## Record excerpts

--------------------

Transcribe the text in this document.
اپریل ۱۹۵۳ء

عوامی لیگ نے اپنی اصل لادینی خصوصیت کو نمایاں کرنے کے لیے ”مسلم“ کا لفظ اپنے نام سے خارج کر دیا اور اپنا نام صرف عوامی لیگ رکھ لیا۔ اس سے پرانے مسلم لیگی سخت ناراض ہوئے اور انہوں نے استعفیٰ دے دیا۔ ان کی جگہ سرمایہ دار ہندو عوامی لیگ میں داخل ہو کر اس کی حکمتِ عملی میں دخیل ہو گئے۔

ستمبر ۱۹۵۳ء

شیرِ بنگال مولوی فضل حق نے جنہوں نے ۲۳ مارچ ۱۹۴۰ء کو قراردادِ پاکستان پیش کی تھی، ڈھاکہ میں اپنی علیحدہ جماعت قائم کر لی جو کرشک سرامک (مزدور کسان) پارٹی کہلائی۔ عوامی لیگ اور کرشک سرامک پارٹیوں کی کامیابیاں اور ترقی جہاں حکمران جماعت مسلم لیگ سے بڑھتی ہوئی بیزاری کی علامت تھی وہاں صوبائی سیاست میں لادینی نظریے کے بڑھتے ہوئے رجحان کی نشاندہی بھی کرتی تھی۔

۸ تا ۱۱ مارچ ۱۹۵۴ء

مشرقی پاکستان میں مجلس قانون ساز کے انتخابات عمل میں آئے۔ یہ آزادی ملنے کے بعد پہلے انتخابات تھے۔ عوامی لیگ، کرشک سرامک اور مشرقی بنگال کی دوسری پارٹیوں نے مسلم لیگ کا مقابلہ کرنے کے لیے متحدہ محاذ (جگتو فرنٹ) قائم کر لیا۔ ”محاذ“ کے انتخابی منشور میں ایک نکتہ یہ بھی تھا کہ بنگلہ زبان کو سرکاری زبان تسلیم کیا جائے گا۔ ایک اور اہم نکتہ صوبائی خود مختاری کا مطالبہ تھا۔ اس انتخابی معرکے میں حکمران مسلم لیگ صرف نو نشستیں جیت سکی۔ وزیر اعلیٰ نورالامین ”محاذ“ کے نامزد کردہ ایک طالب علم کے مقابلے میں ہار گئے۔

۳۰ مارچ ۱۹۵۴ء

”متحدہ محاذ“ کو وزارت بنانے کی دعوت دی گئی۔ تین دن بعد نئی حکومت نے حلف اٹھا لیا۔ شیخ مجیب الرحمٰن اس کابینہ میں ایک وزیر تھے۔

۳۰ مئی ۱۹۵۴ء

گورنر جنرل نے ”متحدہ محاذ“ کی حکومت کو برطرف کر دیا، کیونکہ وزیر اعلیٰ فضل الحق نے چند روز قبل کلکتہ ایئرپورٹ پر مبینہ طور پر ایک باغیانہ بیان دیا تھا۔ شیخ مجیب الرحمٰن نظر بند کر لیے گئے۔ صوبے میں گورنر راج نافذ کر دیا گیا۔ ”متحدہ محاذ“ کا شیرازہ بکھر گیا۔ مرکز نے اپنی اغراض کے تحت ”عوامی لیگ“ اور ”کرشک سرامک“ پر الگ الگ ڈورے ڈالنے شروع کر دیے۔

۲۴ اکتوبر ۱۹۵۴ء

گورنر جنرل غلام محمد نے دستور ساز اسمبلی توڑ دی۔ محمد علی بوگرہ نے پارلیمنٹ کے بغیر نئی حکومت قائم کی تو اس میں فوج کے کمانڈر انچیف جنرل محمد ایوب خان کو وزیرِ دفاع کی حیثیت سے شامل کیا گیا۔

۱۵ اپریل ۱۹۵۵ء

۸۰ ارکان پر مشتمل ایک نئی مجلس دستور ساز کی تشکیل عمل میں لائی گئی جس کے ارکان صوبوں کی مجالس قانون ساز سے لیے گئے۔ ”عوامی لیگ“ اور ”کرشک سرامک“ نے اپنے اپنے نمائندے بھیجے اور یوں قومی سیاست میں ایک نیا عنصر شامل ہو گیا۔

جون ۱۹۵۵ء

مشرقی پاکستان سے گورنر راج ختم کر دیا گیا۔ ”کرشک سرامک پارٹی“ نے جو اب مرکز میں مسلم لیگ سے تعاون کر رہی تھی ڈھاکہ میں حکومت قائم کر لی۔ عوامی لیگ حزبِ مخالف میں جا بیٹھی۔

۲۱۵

--------------------

Using the listing above, work out how many of its lines include "کرنے", and give only the result.

## Complete answer
2